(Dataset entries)
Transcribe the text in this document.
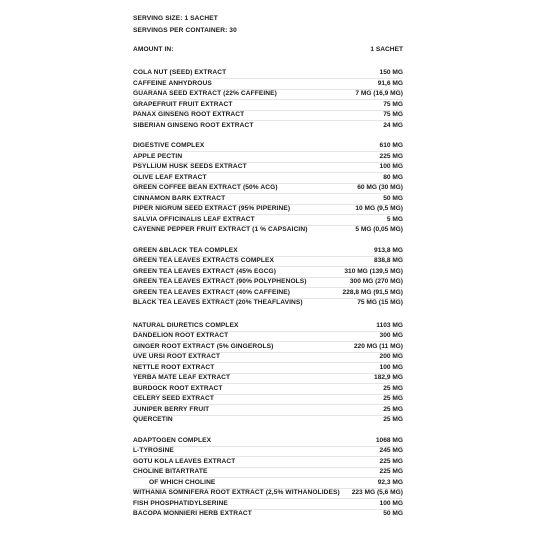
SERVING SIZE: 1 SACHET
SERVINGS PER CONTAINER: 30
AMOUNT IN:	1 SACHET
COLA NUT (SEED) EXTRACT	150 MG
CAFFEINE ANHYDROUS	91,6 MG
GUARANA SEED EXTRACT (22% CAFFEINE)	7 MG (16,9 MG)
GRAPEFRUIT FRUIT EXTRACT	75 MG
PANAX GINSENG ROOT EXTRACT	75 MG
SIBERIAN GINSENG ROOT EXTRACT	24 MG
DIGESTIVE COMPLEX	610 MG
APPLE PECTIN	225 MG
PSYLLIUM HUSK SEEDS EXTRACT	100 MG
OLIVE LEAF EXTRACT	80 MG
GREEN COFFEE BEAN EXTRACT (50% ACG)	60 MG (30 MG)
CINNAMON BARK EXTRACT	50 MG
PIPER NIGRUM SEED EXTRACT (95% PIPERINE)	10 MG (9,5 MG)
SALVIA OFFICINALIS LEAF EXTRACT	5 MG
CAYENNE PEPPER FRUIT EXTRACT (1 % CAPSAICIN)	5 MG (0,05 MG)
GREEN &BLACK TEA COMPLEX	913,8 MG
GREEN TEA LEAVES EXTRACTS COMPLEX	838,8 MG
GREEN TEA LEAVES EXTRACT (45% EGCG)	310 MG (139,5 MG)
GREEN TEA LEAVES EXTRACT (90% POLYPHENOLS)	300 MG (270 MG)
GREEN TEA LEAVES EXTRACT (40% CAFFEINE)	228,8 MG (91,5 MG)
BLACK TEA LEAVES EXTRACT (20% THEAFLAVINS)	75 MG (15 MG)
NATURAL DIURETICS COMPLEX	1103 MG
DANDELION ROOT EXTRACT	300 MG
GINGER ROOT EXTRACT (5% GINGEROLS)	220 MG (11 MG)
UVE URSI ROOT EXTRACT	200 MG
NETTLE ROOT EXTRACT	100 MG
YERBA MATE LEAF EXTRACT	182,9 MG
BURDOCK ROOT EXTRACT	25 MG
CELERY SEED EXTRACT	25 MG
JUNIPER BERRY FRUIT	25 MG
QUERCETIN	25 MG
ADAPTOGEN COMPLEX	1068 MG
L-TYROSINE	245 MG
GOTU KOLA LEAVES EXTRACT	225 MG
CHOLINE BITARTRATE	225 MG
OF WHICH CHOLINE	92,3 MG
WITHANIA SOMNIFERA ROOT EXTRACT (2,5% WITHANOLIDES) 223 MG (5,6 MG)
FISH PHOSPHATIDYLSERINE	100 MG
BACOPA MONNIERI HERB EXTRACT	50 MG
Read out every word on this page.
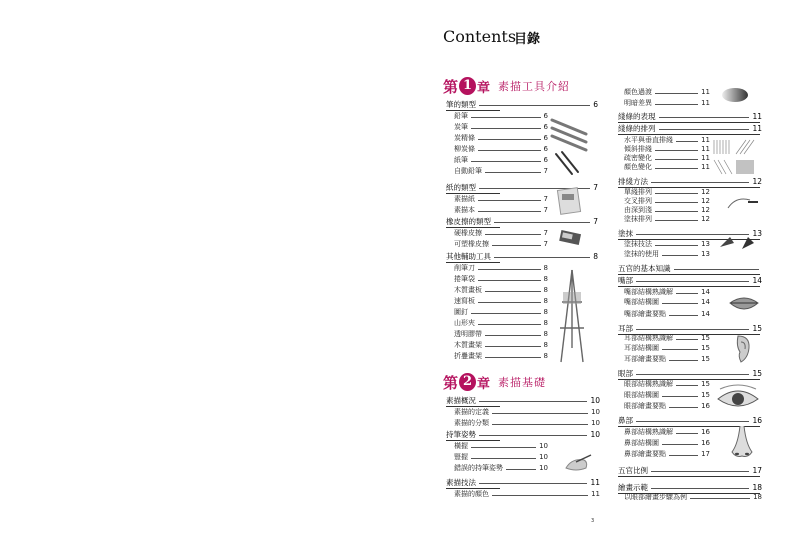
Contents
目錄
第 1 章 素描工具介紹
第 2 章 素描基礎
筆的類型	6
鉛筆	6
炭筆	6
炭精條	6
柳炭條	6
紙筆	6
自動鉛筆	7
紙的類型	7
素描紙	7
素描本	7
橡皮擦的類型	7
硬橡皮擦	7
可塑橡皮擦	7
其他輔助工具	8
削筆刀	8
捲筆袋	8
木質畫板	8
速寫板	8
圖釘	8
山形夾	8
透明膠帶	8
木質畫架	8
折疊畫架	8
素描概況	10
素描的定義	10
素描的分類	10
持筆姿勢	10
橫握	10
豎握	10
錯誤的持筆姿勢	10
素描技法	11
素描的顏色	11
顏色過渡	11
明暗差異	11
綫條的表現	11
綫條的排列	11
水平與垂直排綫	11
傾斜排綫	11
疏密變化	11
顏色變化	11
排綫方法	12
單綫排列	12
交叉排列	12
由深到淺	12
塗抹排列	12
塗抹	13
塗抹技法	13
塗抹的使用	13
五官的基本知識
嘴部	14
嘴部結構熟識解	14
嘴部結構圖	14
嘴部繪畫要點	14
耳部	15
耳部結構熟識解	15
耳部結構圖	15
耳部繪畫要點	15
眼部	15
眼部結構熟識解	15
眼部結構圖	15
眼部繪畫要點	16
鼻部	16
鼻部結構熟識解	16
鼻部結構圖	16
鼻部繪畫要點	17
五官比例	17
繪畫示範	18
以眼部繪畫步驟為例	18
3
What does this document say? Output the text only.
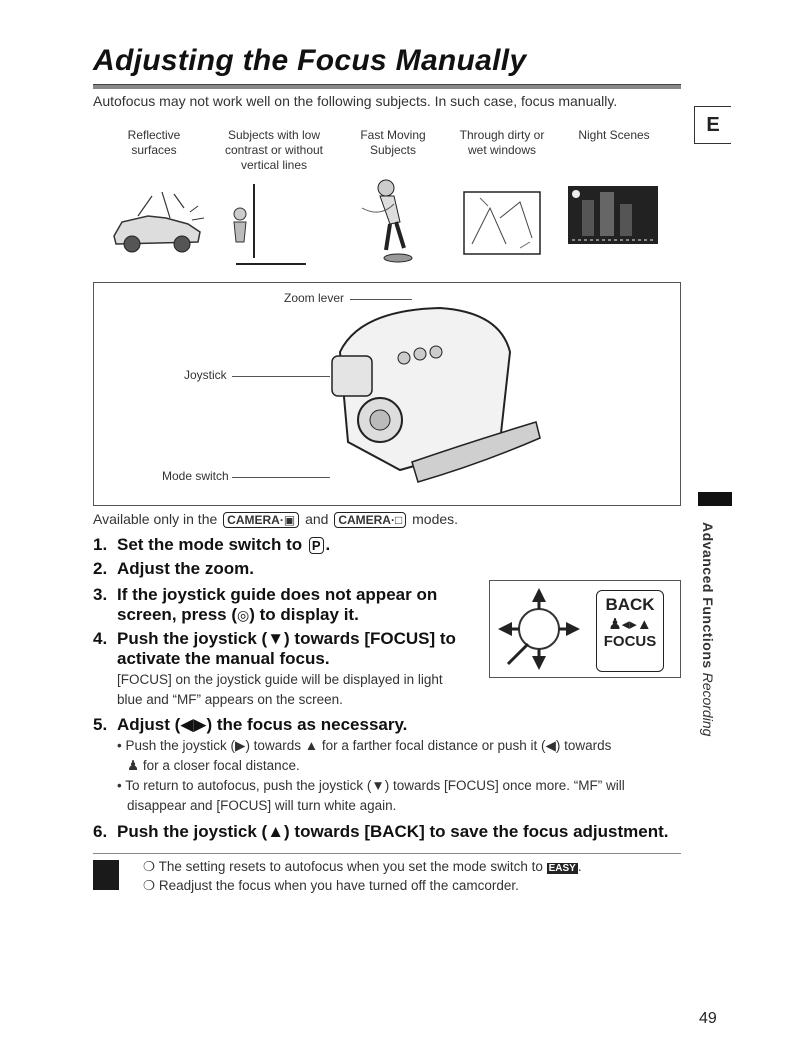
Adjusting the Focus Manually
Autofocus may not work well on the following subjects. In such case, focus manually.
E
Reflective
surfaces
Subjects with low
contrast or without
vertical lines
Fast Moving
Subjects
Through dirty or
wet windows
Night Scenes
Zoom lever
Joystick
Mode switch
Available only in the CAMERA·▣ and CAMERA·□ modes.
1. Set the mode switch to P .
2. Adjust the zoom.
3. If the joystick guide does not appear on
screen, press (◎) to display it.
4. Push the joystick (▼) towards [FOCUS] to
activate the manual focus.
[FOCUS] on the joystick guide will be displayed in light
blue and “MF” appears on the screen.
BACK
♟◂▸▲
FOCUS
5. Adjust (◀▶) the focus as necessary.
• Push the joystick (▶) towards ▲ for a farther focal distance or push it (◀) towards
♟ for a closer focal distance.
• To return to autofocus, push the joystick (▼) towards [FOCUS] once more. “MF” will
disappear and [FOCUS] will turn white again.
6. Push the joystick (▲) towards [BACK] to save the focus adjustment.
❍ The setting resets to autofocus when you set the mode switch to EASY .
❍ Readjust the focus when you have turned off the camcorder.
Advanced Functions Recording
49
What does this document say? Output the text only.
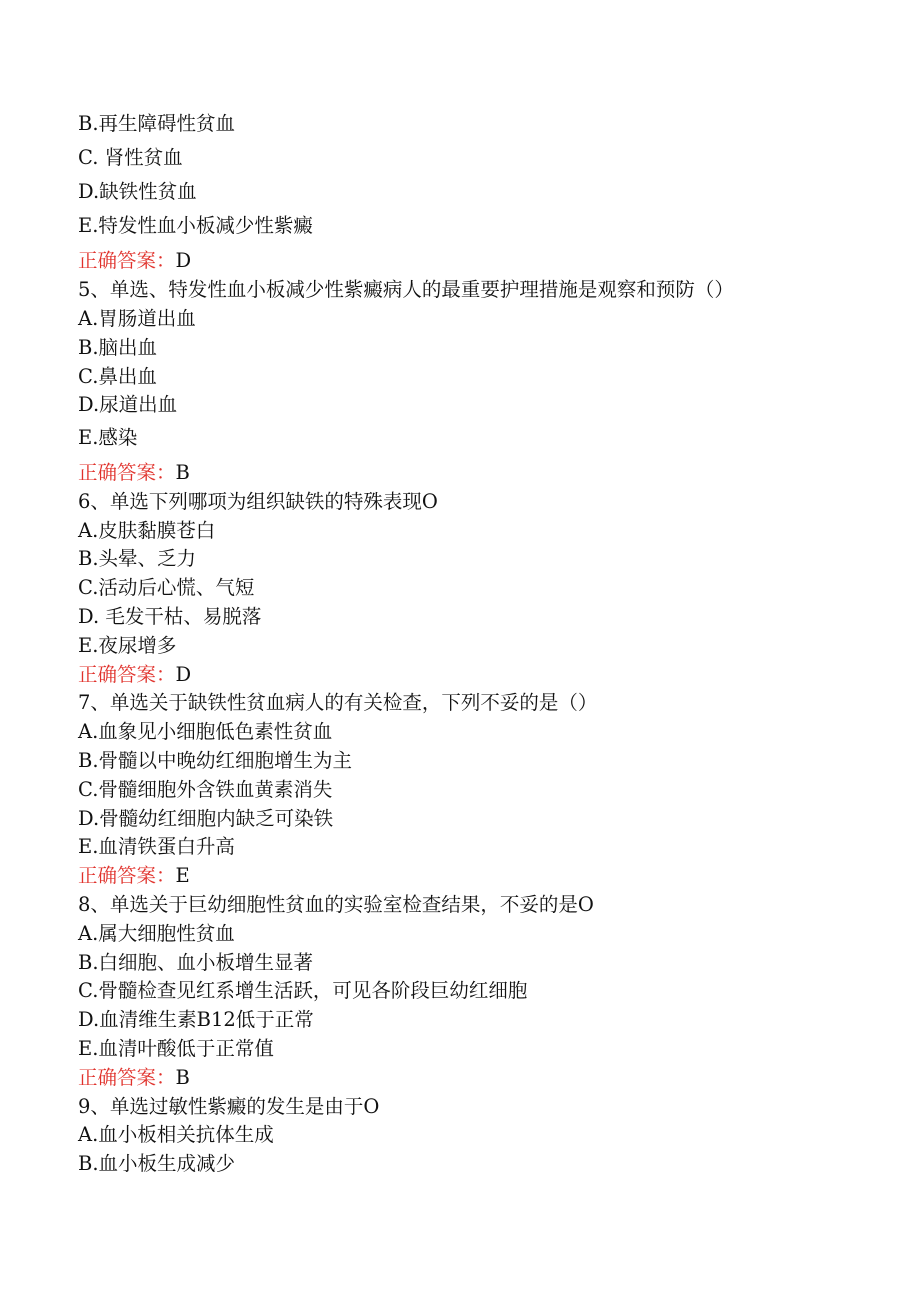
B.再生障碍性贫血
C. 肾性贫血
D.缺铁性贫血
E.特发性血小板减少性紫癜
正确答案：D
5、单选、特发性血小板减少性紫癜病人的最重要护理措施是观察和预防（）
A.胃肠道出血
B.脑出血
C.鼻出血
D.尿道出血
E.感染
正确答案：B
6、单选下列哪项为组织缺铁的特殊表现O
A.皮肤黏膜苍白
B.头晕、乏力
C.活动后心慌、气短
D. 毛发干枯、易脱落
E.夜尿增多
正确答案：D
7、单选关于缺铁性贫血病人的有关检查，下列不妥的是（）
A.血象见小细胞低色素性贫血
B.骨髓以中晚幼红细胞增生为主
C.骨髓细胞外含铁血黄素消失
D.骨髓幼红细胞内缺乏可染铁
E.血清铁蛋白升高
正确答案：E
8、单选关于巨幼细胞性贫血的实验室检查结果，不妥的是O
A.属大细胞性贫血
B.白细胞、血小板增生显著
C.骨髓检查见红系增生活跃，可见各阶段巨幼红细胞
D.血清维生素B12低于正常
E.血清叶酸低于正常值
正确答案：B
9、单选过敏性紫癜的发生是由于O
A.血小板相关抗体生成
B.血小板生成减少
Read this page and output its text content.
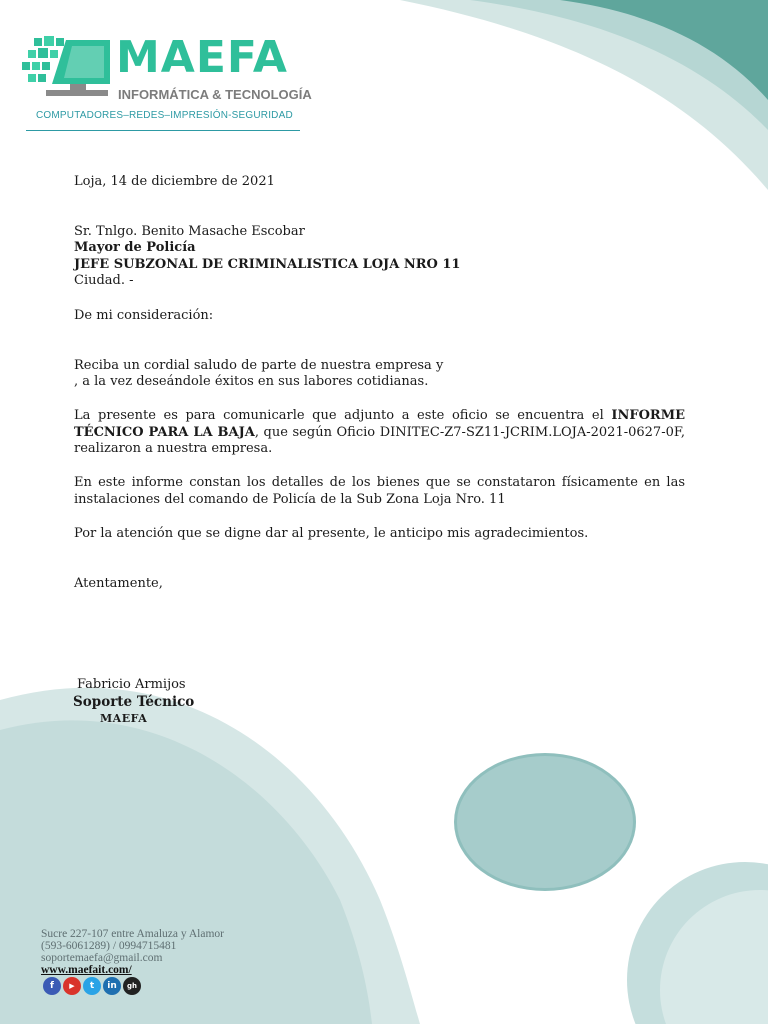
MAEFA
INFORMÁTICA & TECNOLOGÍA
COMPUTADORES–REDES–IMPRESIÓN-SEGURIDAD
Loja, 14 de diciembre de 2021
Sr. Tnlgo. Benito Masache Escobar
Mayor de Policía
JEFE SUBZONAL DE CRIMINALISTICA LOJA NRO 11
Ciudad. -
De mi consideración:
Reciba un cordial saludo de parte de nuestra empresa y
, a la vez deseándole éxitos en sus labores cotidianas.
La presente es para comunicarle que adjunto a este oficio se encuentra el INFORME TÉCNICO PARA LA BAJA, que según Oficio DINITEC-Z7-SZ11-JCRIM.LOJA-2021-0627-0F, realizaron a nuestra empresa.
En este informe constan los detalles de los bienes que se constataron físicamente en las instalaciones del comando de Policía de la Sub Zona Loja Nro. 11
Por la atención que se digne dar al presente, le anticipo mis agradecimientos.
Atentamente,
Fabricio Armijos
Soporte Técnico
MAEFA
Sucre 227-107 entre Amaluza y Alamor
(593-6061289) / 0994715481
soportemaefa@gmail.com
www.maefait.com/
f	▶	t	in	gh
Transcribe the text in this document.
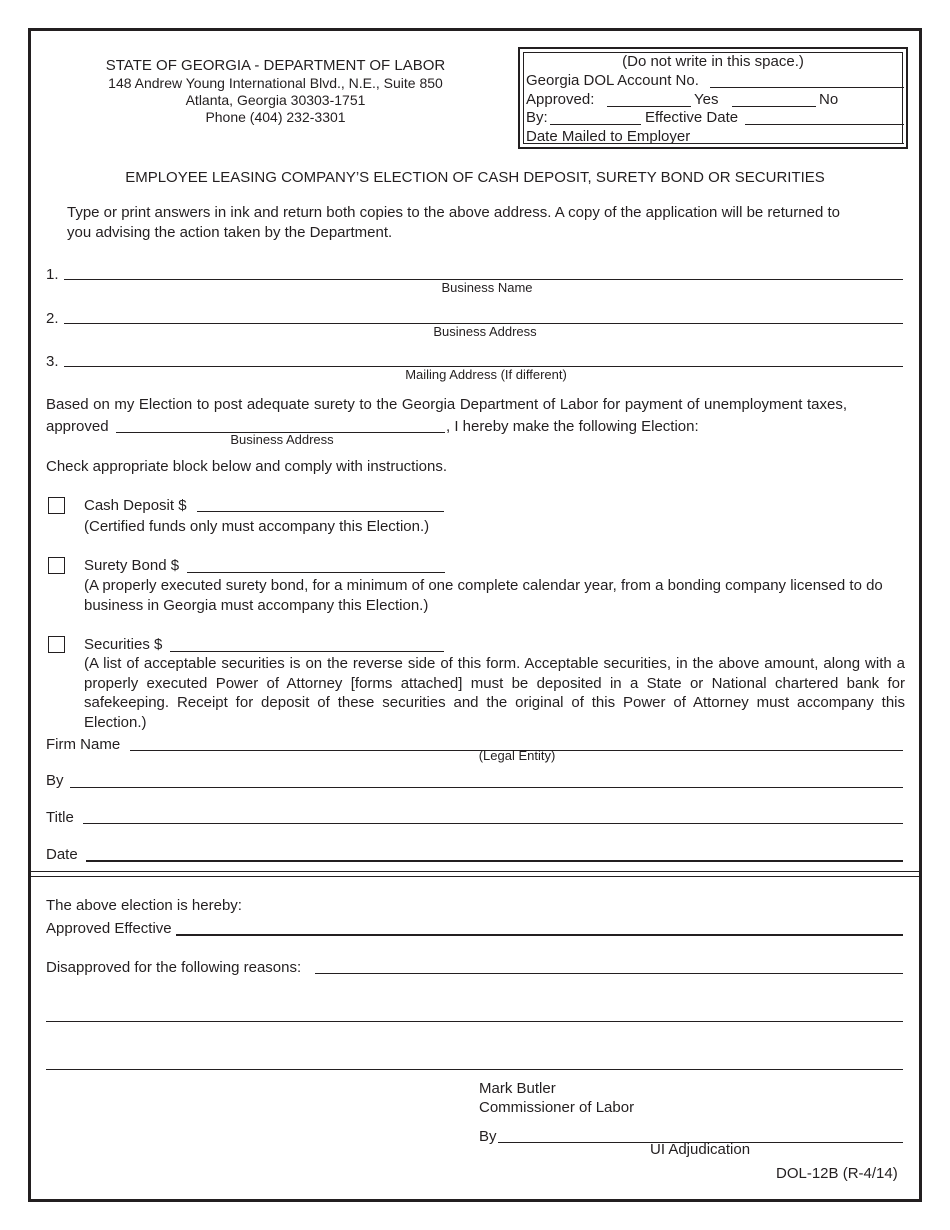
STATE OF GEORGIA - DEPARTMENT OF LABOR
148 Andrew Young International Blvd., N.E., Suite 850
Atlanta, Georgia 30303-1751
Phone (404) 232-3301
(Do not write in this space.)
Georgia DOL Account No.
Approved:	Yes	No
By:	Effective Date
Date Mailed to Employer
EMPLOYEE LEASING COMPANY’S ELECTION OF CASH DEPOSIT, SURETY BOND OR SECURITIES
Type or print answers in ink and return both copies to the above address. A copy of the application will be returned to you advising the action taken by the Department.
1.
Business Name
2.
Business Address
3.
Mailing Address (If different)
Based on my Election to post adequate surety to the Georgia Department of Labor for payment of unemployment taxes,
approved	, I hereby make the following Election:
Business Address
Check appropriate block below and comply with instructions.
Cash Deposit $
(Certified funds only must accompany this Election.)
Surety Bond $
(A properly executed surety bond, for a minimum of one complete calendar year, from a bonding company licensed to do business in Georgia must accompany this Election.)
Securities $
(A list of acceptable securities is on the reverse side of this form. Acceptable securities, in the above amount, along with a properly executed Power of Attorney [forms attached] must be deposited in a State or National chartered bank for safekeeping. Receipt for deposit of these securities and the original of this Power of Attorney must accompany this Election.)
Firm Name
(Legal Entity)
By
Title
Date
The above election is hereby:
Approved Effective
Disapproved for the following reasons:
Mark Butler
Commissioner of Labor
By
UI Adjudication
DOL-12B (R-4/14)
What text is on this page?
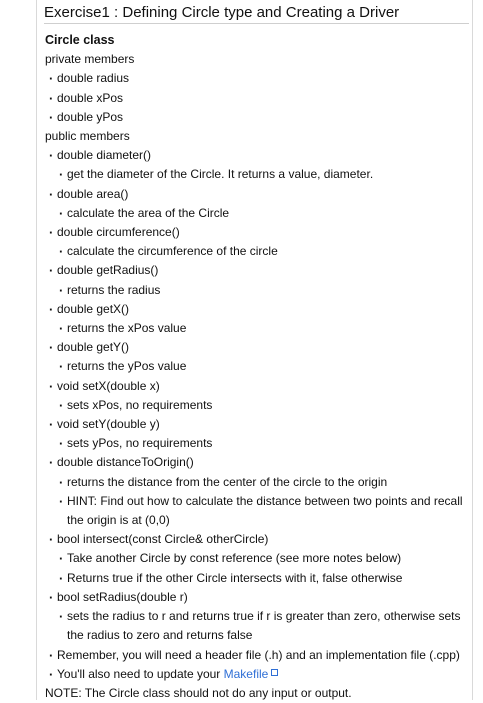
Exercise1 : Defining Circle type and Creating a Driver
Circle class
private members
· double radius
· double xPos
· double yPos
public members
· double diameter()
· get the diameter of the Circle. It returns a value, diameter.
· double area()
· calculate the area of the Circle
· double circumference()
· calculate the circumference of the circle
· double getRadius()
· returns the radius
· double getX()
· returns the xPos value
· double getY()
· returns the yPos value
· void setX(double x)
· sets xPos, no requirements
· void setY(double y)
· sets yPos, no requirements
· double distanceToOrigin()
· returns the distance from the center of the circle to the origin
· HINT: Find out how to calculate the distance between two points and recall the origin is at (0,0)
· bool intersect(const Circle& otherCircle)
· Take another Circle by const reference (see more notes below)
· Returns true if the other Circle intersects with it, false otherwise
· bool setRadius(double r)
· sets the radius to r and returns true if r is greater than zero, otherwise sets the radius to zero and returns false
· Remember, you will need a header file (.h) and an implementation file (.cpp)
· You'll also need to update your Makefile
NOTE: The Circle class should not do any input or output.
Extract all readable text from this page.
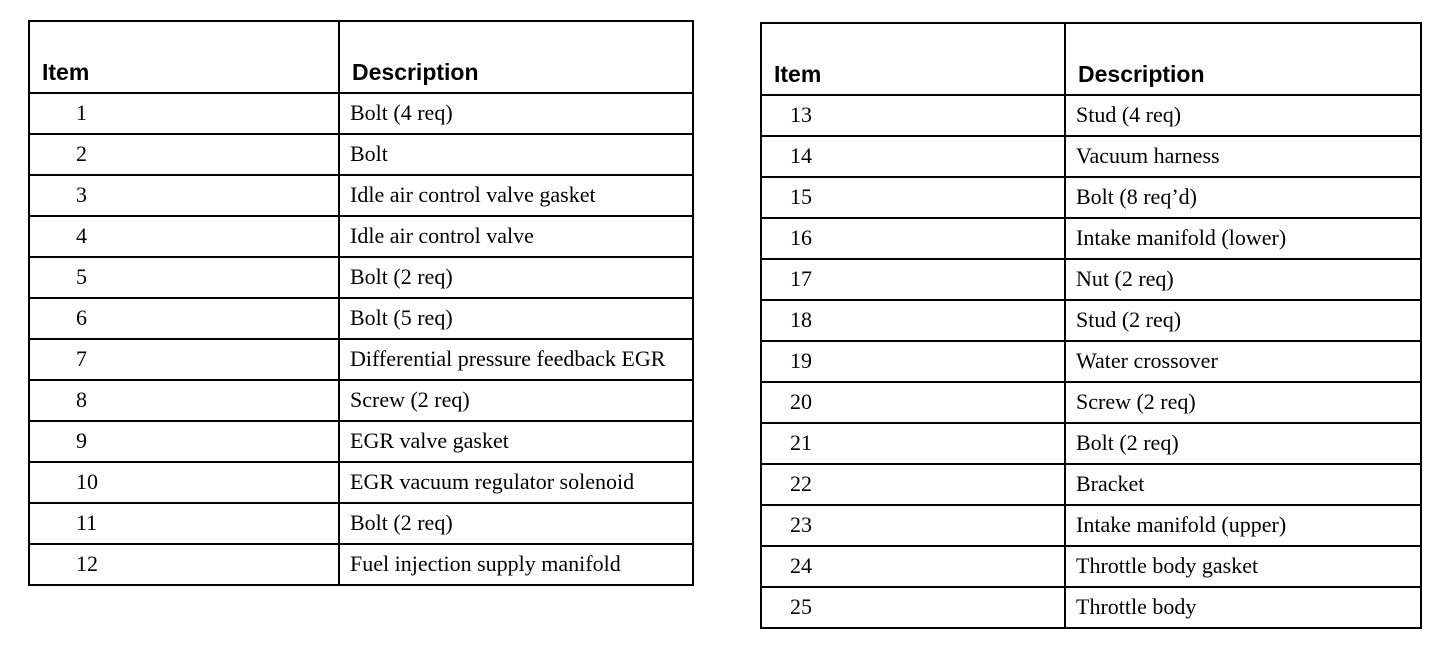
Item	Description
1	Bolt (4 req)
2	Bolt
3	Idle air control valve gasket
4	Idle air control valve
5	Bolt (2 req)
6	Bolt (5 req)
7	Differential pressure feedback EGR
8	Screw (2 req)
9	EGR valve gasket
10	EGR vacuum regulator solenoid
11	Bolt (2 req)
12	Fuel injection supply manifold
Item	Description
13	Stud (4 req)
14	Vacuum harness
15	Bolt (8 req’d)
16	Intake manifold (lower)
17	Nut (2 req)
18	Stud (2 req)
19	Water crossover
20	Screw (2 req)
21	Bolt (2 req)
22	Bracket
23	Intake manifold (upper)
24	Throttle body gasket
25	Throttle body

_GIVEN EXERCISE_:
List all lines in the material containing the string "Bolt".

_PROBLEM SOLUTION_:
1	Bolt (4 req)
2	Bolt
5	Bolt (2 req)
6	Bolt (5 req)
11	Bolt (2 req)
15	Bolt (8 req’d)
21	Bolt (2 req)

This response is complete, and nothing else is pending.